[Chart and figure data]
* * *
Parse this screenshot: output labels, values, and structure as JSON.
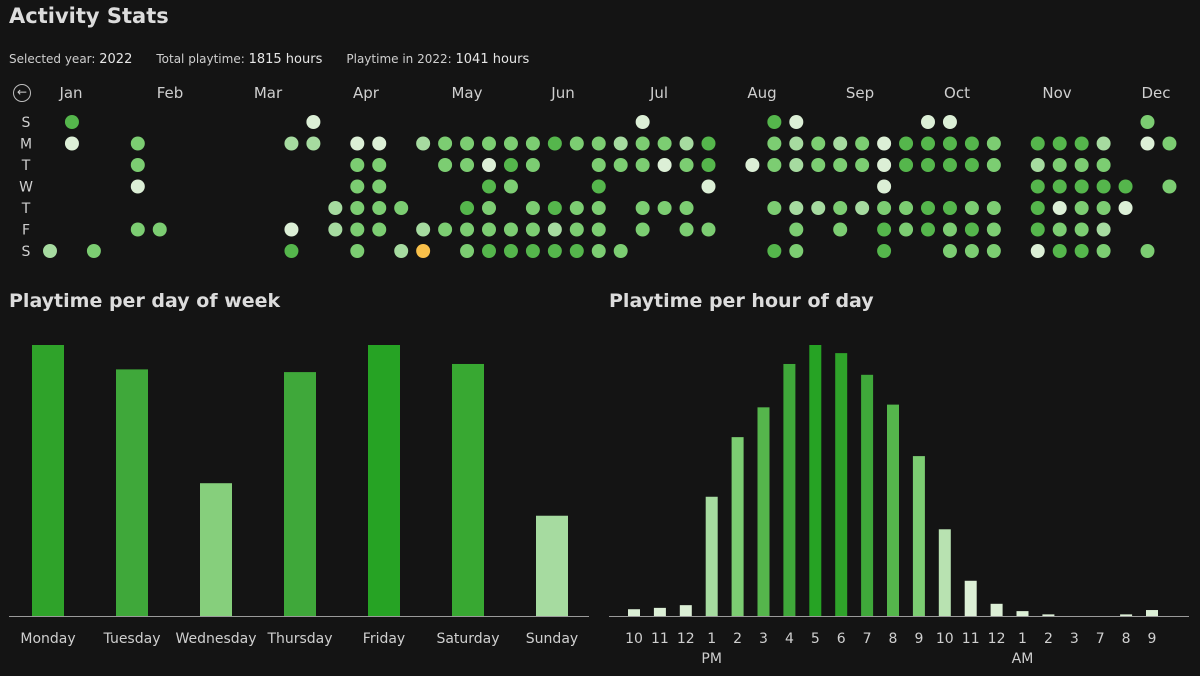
{
  "app": {
    "title": "Activity Stats",
    "back_icon": "arrow-left-icon"
  },
  "stats": {
    "selected_year_label": "Selected year:",
    "selected_year_value": "2022",
    "total_label": "Total playtime:",
    "total_value": "1815 hours",
    "year_label": "Playtime in 2022:",
    "year_value": "1041 hours"
  },
  "heatmap": {
    "months": [
      "Jan",
      "Feb",
      "Mar",
      "Apr",
      "May",
      "Jun",
      "Jul",
      "Aug",
      "Sep",
      "Oct",
      "Nov",
      "Dec"
    ],
    "weekdays": [
      "S",
      "M",
      "T",
      "W",
      "T",
      "F",
      "S"
    ],
    "colors": {
      "1": "#dcefd6",
      "2": "#a6dba0",
      "3": "#7ccd72",
      "4": "#55b64c",
      "5": "#3fa83a",
      "highlight": "#f9c04a"
    },
    "grid": [
      "0000000000000000000000000000000000000000000000000000",
      "4000000000000000000000000000000000000000000000000000",
      "1000000000000000000000000000000000000000000000000000",
      "0000000000000000000000000000000000000000000000000000",
      "0000000000000000000000000000000000000000000000000000",
      "0000000000000000000000000000000000000000000000000000",
      "2000000000000000000000000000000000000000000000000000",
      "0000000000000000000000000000000000000000000000000000",
      "0000000000000000000000000000000000000000000000000000",
      "0000000000000000000000000000000000000000000000000000",
      "3333003000000000000000000000000000000000000000000000",
      "3000000000000000000000000000000000000000000000000000",
      "3000001000000000000000000000000000000000000000000000",
      "0000000000000000000000000000000000000000000000000000",
      "0000000000000000000000000000000000000000000000000000",
      "0000000000000000000000000000000000000000000000000000",
      "0000000000000000000000000000000000000000000000000000",
      "0000000000000000000000000000000000000000000000000000",
      "0000000000000000000000000000000000000000000000000000",
      "0000020000000000000000000000000000000000000000000000",
      "0000000000000000000000000000000000000000000000000000",
      "0000030000000000000000000000000000000000000000000000",
      "1330000000000000000000000000000000000000000000000000",
      "0000340000000000000000000000000000000000000000000000",
      "0000000000000000000000000000000000000000000000000000",
      "1000000000000000000000000000000000000000000000000000",
      "0000300000000000000000000000000000000000000000000000"
    ],
    "cells": [
      [
        0,
        0,
        0,
        0,
        0,
        0,
        2
      ],
      [
        4,
        1,
        0,
        0,
        0,
        0,
        0
      ],
      [
        0,
        0,
        0,
        0,
        0,
        0,
        3
      ],
      [
        0,
        0,
        0,
        0,
        0,
        0,
        0
      ],
      [
        0,
        3,
        3,
        1,
        0,
        3,
        0
      ],
      [
        0,
        0,
        0,
        0,
        0,
        3,
        0
      ],
      [
        0,
        0,
        0,
        0,
        0,
        0,
        0
      ],
      [
        0,
        0,
        0,
        0,
        0,
        0,
        0
      ],
      [
        0,
        0,
        0,
        0,
        0,
        0,
        0
      ],
      [
        0,
        0,
        0,
        0,
        0,
        0,
        0
      ],
      [
        0,
        0,
        0,
        0,
        0,
        0,
        0
      ],
      [
        0,
        2,
        0,
        0,
        0,
        1,
        4
      ],
      [
        1,
        2,
        0,
        0,
        0,
        0,
        0
      ],
      [
        0,
        0,
        0,
        0,
        2,
        2,
        0
      ],
      [
        0,
        1,
        3,
        3,
        3,
        3,
        3
      ],
      [
        0,
        1,
        3,
        3,
        3,
        3,
        0
      ],
      [
        0,
        0,
        0,
        0,
        3,
        0,
        2
      ],
      [
        0,
        2,
        0,
        0,
        0,
        2,
        9
      ],
      [
        0,
        3,
        3,
        0,
        0,
        3,
        0
      ],
      [
        0,
        3,
        3,
        0,
        4,
        3,
        3
      ],
      [
        0,
        3,
        1,
        4,
        3,
        3,
        4
      ],
      [
        0,
        3,
        4,
        3,
        0,
        3,
        4
      ],
      [
        0,
        3,
        3,
        0,
        3,
        3,
        4
      ],
      [
        0,
        4,
        0,
        0,
        4,
        2,
        4
      ],
      [
        0,
        3,
        0,
        0,
        3,
        3,
        4
      ],
      [
        0,
        3,
        3,
        4,
        3,
        3,
        3
      ],
      [
        0,
        2,
        3,
        0,
        0,
        0,
        3
      ],
      [
        1,
        3,
        3,
        0,
        3,
        3,
        0
      ],
      [
        0,
        3,
        1,
        0,
        3,
        0,
        0
      ],
      [
        0,
        2,
        3,
        0,
        3,
        3,
        0
      ],
      [
        0,
        4,
        4,
        1,
        0,
        3,
        0
      ],
      [
        0,
        0,
        0,
        0,
        0,
        0,
        0
      ],
      [
        0,
        0,
        1,
        0,
        0,
        0,
        0
      ],
      [
        4,
        3,
        3,
        0,
        3,
        0,
        4
      ],
      [
        1,
        2,
        2,
        0,
        2,
        3,
        3
      ],
      [
        0,
        3,
        3,
        0,
        2,
        0,
        0
      ],
      [
        0,
        2,
        3,
        0,
        3,
        3,
        0
      ],
      [
        0,
        3,
        3,
        0,
        2,
        0,
        0
      ],
      [
        0,
        1,
        1,
        1,
        3,
        4,
        4
      ],
      [
        0,
        4,
        4,
        0,
        3,
        3,
        0
      ],
      [
        1,
        4,
        4,
        0,
        4,
        4,
        0
      ],
      [
        1,
        4,
        4,
        0,
        4,
        3,
        3
      ],
      [
        0,
        4,
        4,
        0,
        3,
        4,
        3
      ],
      [
        0,
        3,
        3,
        0,
        3,
        3,
        3
      ],
      [
        0,
        0,
        0,
        0,
        0,
        0,
        0
      ],
      [
        0,
        4,
        2,
        4,
        4,
        4,
        1
      ],
      [
        0,
        4,
        3,
        4,
        1,
        3,
        4
      ],
      [
        0,
        4,
        3,
        4,
        3,
        3,
        4
      ],
      [
        0,
        2,
        3,
        4,
        3,
        2,
        3
      ],
      [
        0,
        0,
        0,
        4,
        1,
        0,
        0
      ],
      [
        3,
        1,
        0,
        0,
        0,
        0,
        3
      ],
      [
        0,
        3,
        0,
        3,
        0,
        0,
        0
      ]
    ]
  },
  "day_of_week": {
    "title": "Playtime per day of week",
    "chart_data": {
      "type": "bar",
      "categories": [
        "Monday",
        "Tuesday",
        "Wednesday",
        "Thursday",
        "Friday",
        "Saturday",
        "Sunday"
      ],
      "values": [
        100,
        91,
        49,
        90,
        100,
        93,
        37
      ],
      "ylim": [
        0,
        100
      ],
      "colors": [
        "#2fa32a",
        "#3fa83a",
        "#86cf7c",
        "#3fa83a",
        "#26a324",
        "#38a832",
        "#a6dba0"
      ]
    }
  },
  "hour_of_day": {
    "title": "Playtime per hour of day",
    "chart_data": {
      "type": "bar",
      "categories": [
        "10",
        "11",
        "12",
        "1",
        "2",
        "3",
        "4",
        "5",
        "6",
        "7",
        "8",
        "9",
        "10",
        "11",
        "12",
        "1",
        "2",
        "3",
        "7",
        "8",
        "9"
      ],
      "values": [
        2.5,
        3,
        4,
        44,
        66,
        77,
        93,
        100,
        97,
        89,
        78,
        59,
        32,
        13,
        4.5,
        1.8,
        0.6,
        0,
        0,
        0.6,
        2.2
      ],
      "ylim": [
        0,
        100
      ],
      "colors": [
        "#dcefd6",
        "#dcefd6",
        "#dcefd6",
        "#a6dba0",
        "#7ccd72",
        "#55b64c",
        "#3fa83a",
        "#26a324",
        "#2fa32a",
        "#3fa83a",
        "#55b64c",
        "#7ccd72",
        "#b8e2b1",
        "#dcefd6",
        "#dcefd6",
        "#dcefd6",
        "#dcefd6",
        "#dcefd6",
        "#dcefd6",
        "#dcefd6",
        "#dcefd6"
      ],
      "period_labels": [
        {
          "after_index": 3,
          "text": "PM"
        },
        {
          "after_index": 15,
          "text": "AM"
        }
      ]
    }
  }
}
* * *
*REQUIREMENTS*. Isolate the lines that hold the word "hours" and copy all of them.

*REPLY TO THE TASK*.
    "total_value": "1815 hours",
    "year_value": "1041 hours"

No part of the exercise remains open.